*Provided data:*
** Begin **

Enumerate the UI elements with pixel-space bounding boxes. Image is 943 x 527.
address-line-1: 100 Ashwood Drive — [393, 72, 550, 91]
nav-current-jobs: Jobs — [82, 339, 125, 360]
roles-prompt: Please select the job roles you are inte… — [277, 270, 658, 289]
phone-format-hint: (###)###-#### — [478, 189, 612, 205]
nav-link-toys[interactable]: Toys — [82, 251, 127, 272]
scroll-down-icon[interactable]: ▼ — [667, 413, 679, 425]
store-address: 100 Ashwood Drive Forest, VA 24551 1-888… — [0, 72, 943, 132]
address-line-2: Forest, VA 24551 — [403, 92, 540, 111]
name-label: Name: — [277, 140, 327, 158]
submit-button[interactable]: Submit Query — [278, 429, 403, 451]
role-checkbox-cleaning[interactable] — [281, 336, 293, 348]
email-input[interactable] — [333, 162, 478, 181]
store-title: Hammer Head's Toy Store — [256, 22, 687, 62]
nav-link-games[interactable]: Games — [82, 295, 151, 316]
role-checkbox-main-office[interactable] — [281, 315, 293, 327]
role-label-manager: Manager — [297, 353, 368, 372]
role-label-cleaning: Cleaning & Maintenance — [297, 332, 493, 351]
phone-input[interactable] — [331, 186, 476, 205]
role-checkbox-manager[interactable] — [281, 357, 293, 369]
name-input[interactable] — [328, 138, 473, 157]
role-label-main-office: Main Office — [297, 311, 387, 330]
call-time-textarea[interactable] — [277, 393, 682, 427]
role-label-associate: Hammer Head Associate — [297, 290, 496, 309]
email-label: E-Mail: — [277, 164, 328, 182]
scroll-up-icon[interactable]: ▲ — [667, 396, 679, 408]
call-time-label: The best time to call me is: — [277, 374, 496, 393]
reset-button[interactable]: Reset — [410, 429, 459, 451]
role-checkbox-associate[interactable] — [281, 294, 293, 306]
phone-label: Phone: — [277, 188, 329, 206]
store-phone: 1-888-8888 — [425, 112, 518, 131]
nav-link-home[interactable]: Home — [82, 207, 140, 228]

** End **

*Problem to solve:*
Reproduce the rows from the first one through the row that holds "email-input[interactable] — [333, 162, 478, 181]", both included.

*Output for this task:*
Enumerate the UI elements with pixel-space bounding boxes. Image is 943 x 527.
address-line-1: 100 Ashwood Drive — [393, 72, 550, 91]
nav-current-jobs: Jobs — [82, 339, 125, 360]
roles-prompt: Please select the job roles you are inte… — [277, 270, 658, 289]
phone-format-hint: (###)###-#### — [478, 189, 612, 205]
nav-link-toys[interactable]: Toys — [82, 251, 127, 272]
scroll-down-icon[interactable]: ▼ — [667, 413, 679, 425]
store-address: 100 Ashwood Drive Forest, VA 24551 1-888… — [0, 72, 943, 132]
address-line-2: Forest, VA 24551 — [403, 92, 540, 111]
name-label: Name: — [277, 140, 327, 158]
submit-button[interactable]: Submit Query — [278, 429, 403, 451]
role-checkbox-cleaning[interactable] — [281, 336, 293, 348]
email-input[interactable] — [333, 162, 478, 181]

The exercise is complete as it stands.